• _EXERCISE REQUIREMENTS_:
Look through the data and write out every line with the word "emprisonnement" in it.

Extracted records

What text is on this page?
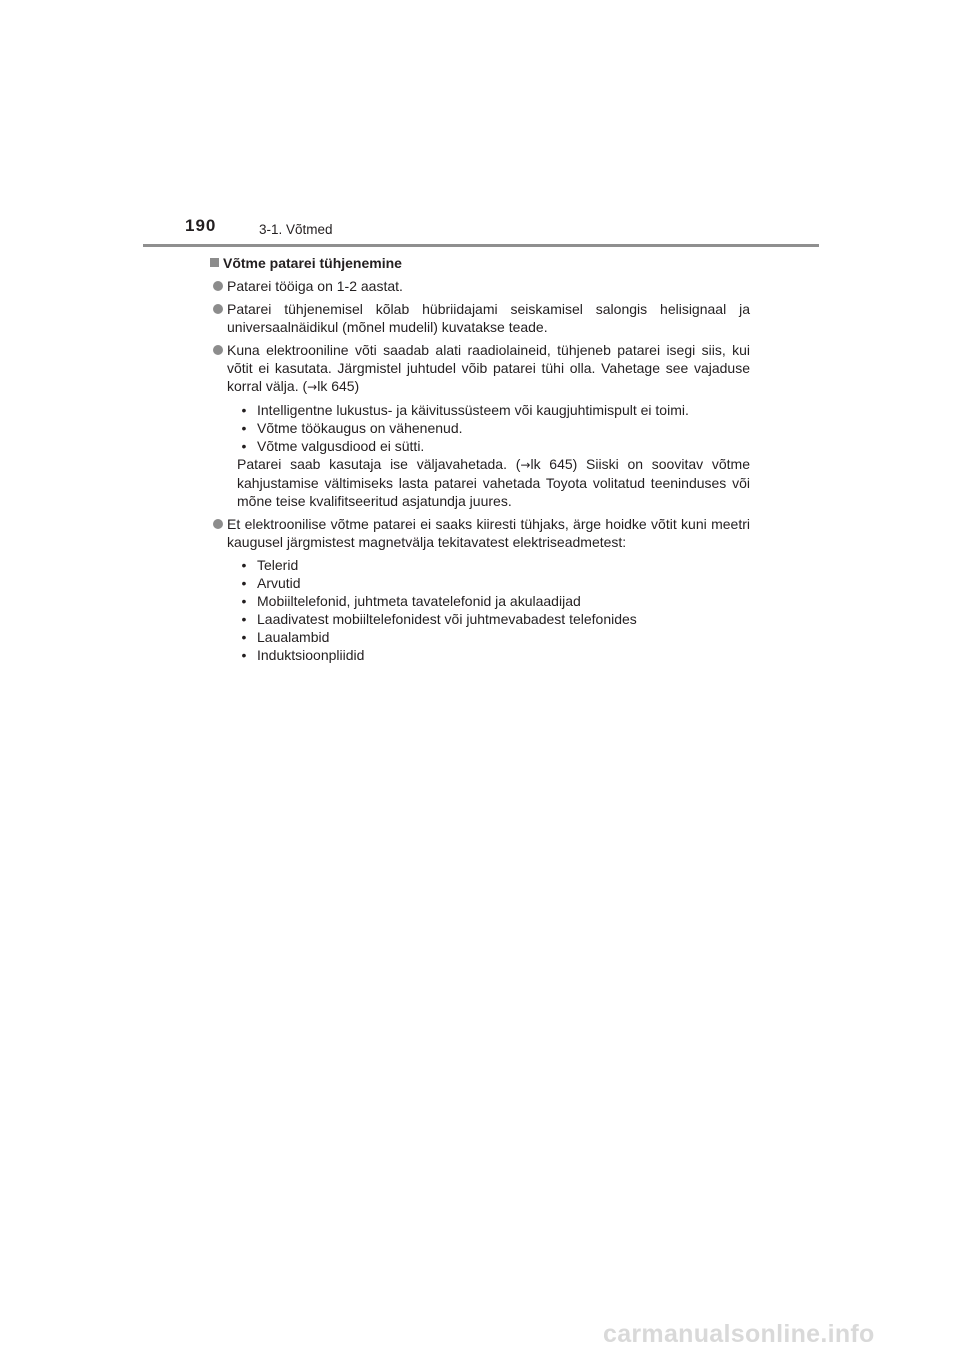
190	3-1. Võtmed
Võtme patarei tühjenemine
Patarei tööiga on 1-2 aastat.
Patarei tühjenemisel kõlab hübriidajami seiskamisel salongis helisignaal ja universaalnäidikul (mõnel mudelil) kuvatakse teade.
Kuna elektrooniline võti saadab alati raadiolaineid, tühjeneb patarei isegi siis, kui võtit ei kasutata. Järgmistel juhtudel võib patarei tühi olla. Vahetage see vajaduse korral välja. (→lk 645)
• Intelligentne lukustus- ja käivitussüsteem või kaugjuhtimispult ei toimi.
• Võtme töökaugus on vähenenud.
• Võtme valgusdiood ei sütti.
Patarei saab kasutaja ise väljavahetada. (→lk 645) Siiski on soovitav võtme kahjustamise vältimiseks lasta patarei vahetada Toyota volitatud teeninduses või mõne teise kvalifitseeritud asjatundja juures.
Et elektroonilise võtme patarei ei saaks kiiresti tühjaks, ärge hoidke võtit kuni meetri kaugusel järgmistest magnetvälja tekitavatest elektriseadmetest:
• Telerid
• Arvutid
• Mobiiltelefonid, juhtmeta tavatelefonid ja akulaadijad
• Laadivatest mobiiltelefonidest või juhtmevabadest telefonides
• Laualambid
• Induktsioonpliidid
carmanualsonline.info
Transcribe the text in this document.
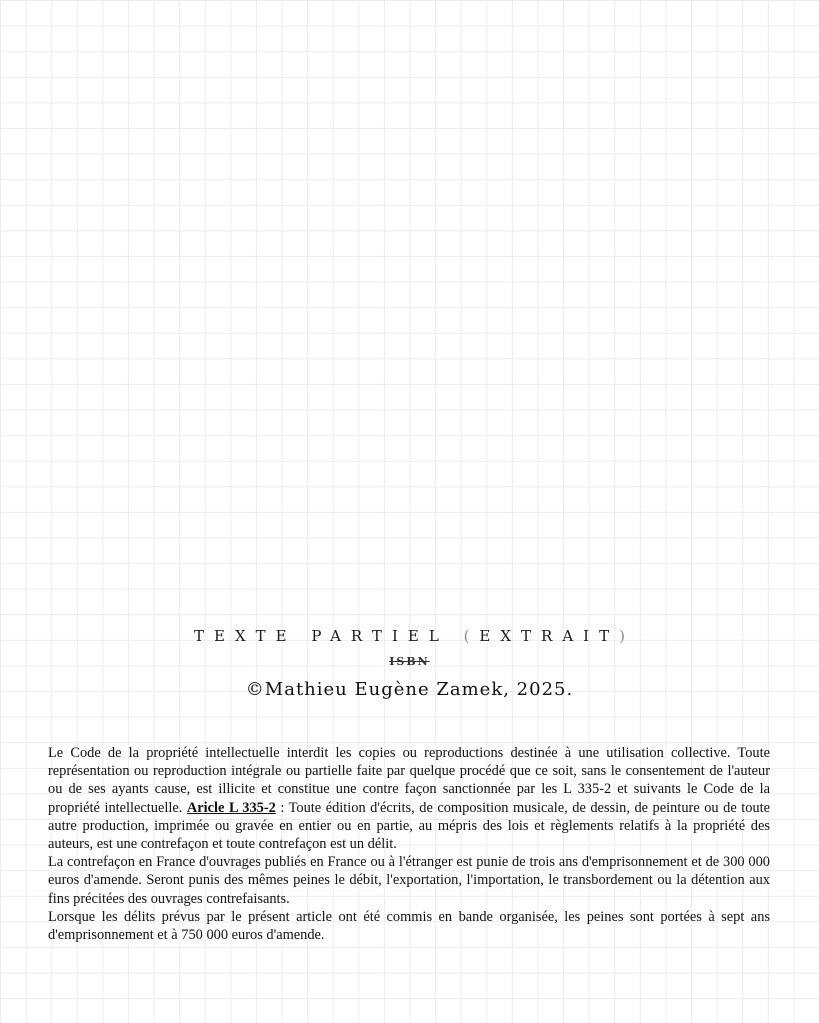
TEXTE PARTIEL (EXTRAIT)
ISBN
©Mathieu Eugène Zamek, 2025.

Le Code de la propriété intellectuelle interdit les copies ou reproductions destinée à une utilisation collective. Toute représentation ou reproduction intégrale ou partielle faite par quelque procédé que ce soit, sans le consentement de l'auteur ou de ses ayants cause, est illicite et constitue une contre façon sanctionnée par les L 335-2 et suivants le Code de la propriété intellectuelle. Aricle L 335-2 : Toute édition d'écrits, de composition musicale, de dessin, de peinture ou de toute autre production, imprimée ou gravée en entier ou en partie, au mépris des lois et règlements relatifs à la propriété des auteurs, est une contrefaçon et toute contrefaçon est un délit.

La contrefaçon en France d'ouvrages publiés en France ou à l'étranger est punie de trois ans d'emprisonnement et de 300 000 euros d'amende. Seront punis des mêmes peines le débit, l'exportation, l'importation, le transbordement ou la détention aux fins précitées des ouvrages contrefaisants.

Lorsque les délits prévus par le présent article ont été commis en bande organisée, les peines sont portées à sept ans d'emprisonnement et à 750 000 euros d'amende.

• _RIGHT ANSWER_:
La contrefaçon en France d'ouvrages publiés en France ou à l'étranger est punie de trois ans d'emprisonnement et de 300 000 euros d'amende. Seront punis des mêmes peines le débit, l'exportation, l'importation, le transbordement ou la détention aux fins précitées des ouvrages contrefaisants.
Lorsque les délits prévus par le présent article ont été commis en bande organisée, les peines sont portées à sept ans d'emprisonnement et à 750 000 euros d'amende.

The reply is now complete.